• **Selected excerpt**
****************************************
The eut operons (eutSPQTDMNEG, eutHABCLK) for ethanolamine utilization are absent in sequenced regions of FNV, whereas these operons are present in FN (Kapatral et al. 2002). The loss is evident as the flanking ORFs dihydropteroate synthase and phosphoserine phosphatase are present in FNV (Fig. 3). Both the Fusobacterium sub spp. can utilize glucose, galactose, fructose, citrate, and glycerol and have genes for sialic acid and N-acetylglucosamine utilization. FNV has ORFs for malolactic permease and malolactic enzyme-like S. mutans (Fig. 4). Malate permease is used for uptake of malate and export of lactate, thus allowing growth of FNV in medium-containing malate. These ORFs are absent in FN. Genes for anaerobic succinate degradation (4-hydroxybutyrate dehydrogenase, 4-hydroxybutyryl-CoA dehydratase, and 4-hydroxybutyrate-CoA transferase), similar to those found in C. kluyveri are found in FNV, but not in FN. The degraded product, crotonyl-CoA, feeds into butyrate fermentation. Genes for glucose, galactose, and fructose utilization (Embden-Meyerhoff pathway, Leloir pathway, and fructose-specific PTS/1-phosphofructokinase) are conserved in both the genomes. All three types of sugars are converted to pyruvate and then to fermentation products such as formate, lactate, and butyrate

Figure 3
Deletion of the ethanolamine utilization operon in F. nucleatum sub spp vincentii. Between the ORFs for the dihydropteroate synthase (ORF12) and phosphoserine phosphatase (ORF 8) is the operon with 17 ORFs that encode enzymes for ethanolamine utilization ...
Figure 4
Organization of the ORFs that code for malolactic permease (1) and malolactic enzyme (3) in F. nucleatum sub spp vincentii (FNV). These pairs of occurrences are also found in Streptococcus mutans (SM) and Mycobacterium tuberculosis (MT). These ORFs ...
****************************************
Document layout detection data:
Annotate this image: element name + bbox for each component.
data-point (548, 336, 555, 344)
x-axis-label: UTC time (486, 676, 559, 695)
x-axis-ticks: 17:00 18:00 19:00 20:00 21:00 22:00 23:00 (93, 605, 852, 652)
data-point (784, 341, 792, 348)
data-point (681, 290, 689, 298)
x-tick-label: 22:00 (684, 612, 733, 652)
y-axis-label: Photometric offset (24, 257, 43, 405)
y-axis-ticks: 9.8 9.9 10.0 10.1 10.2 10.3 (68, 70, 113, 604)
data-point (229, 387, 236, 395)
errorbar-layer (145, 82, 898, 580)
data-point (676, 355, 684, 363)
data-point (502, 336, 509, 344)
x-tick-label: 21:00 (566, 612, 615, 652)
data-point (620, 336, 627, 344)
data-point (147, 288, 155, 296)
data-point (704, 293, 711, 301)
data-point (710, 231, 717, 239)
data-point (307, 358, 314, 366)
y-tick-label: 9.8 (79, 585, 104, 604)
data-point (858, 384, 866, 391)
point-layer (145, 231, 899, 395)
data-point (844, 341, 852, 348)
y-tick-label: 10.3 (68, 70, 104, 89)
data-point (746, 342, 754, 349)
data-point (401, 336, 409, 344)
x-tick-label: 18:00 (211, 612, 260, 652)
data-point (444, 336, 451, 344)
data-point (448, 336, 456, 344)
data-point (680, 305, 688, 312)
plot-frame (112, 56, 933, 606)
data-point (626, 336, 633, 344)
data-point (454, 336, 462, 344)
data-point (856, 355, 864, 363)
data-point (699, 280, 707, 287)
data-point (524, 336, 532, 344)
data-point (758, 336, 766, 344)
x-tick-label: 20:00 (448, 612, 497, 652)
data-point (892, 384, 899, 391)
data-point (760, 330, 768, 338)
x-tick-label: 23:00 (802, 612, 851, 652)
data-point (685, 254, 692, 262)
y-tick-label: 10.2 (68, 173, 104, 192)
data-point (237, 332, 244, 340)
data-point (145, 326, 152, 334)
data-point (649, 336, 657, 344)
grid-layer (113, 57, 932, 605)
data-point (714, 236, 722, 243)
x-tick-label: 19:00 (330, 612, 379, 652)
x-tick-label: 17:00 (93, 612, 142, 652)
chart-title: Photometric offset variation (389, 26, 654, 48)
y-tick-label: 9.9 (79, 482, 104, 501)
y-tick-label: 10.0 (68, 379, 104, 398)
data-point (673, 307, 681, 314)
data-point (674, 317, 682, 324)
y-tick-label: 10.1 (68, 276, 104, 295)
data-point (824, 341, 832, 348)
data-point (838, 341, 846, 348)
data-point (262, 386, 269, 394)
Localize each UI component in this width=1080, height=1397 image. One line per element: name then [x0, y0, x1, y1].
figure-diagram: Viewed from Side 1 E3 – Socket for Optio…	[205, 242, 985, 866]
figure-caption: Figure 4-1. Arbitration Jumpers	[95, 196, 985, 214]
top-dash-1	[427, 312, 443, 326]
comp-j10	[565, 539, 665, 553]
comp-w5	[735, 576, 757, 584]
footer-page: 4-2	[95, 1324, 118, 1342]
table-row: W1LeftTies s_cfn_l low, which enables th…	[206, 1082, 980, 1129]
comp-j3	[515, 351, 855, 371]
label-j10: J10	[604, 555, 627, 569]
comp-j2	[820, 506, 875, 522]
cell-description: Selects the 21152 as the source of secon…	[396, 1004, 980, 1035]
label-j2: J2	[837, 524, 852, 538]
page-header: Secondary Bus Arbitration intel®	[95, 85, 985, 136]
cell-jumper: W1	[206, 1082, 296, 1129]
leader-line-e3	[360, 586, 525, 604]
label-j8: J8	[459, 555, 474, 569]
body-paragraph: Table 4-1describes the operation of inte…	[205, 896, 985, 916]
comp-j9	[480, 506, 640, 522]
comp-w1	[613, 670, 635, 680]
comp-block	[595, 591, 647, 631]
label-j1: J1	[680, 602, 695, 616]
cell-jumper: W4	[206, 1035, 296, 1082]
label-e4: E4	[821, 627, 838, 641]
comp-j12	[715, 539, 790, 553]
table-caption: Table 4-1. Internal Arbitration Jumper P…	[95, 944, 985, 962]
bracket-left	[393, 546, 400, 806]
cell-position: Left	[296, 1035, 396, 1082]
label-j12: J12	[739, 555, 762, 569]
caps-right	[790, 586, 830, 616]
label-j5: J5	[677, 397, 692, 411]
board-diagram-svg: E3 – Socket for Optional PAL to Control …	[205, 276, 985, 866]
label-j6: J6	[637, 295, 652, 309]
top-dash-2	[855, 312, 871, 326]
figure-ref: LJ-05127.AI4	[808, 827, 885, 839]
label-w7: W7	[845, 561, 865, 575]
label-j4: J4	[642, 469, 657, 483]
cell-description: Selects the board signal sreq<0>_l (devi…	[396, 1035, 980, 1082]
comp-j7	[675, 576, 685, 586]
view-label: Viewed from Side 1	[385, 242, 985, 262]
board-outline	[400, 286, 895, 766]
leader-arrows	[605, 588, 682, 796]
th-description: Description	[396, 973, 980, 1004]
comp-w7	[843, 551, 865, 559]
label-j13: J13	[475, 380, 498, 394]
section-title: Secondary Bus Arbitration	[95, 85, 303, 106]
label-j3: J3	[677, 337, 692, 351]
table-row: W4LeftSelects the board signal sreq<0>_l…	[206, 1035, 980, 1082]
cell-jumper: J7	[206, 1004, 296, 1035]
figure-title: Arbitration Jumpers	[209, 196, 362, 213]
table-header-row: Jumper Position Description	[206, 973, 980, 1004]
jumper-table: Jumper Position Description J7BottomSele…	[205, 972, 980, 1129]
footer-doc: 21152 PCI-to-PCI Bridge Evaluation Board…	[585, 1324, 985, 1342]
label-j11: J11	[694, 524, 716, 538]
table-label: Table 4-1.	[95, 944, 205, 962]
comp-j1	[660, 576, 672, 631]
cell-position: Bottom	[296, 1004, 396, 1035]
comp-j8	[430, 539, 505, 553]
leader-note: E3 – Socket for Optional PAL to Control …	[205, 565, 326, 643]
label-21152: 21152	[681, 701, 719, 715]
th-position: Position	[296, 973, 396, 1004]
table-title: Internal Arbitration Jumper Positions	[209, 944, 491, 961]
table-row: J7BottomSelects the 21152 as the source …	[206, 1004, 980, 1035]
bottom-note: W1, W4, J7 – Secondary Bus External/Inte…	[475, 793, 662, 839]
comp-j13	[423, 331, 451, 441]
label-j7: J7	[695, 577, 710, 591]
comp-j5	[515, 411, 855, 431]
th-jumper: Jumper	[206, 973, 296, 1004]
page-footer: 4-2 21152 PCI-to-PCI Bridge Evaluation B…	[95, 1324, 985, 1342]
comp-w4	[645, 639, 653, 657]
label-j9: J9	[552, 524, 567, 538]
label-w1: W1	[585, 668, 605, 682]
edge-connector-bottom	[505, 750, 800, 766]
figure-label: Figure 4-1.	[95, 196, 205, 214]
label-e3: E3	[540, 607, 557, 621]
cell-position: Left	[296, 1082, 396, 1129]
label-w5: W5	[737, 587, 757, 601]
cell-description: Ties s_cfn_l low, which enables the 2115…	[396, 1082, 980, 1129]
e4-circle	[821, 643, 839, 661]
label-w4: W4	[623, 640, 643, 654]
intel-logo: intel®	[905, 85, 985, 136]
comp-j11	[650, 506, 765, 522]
****************************************
• **Your tasks**
1. Based on the excerpt on Fusobacterium genomes, say whether each statement agrees with it, answering yes or no and quoting the deciding words: (a) The eut operons for ethanolamine utilization are present in FNV. (b) Both Fusobacterium subspecies can utilize citrate. (c) The ORFs for malolactic permease and malolactic enzyme are found in FN.
2. According to the excerpt on Fusobacterium genomes, which product of anaerobic succinate degradation feeds into butyrate fermentation?
Rely only on the text, not on the material.

• **Outputs for the tasks**
1.
(a) No: "The eut operons (eutSPQTDMNEG, eutHABCLK) for ethanolamine utilization are absent in sequenced regions of FNV"
(b) Yes: "Both the Fusobacterium sub spp. can utilize glucose, galactose, fructose, citrate, and glycerol"
(c) No: "These ORFs are absent in FN."

2. Crotonyl-CoA